═════ LISTING ═════
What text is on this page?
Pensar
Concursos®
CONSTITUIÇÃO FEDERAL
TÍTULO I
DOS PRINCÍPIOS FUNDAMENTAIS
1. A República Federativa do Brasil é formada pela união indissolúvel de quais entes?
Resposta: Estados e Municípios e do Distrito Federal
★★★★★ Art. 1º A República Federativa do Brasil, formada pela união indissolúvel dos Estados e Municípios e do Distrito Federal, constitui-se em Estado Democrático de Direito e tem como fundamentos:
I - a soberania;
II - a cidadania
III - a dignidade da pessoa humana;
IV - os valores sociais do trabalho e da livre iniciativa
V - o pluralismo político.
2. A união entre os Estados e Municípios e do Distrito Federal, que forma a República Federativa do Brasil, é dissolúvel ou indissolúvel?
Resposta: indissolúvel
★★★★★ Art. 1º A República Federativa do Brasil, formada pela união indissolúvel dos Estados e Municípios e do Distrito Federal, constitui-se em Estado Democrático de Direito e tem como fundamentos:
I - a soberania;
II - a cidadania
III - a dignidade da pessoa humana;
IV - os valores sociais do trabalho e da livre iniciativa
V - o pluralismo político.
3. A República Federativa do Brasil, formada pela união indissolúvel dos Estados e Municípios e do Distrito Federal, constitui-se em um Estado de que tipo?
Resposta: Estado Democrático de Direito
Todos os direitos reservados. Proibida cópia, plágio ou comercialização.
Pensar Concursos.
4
═════
* _INSTRUCTION_
Provide only the number of lines in the entries that hold the word "Estados".

* _ANSWER TO THIS EXERCISE_
5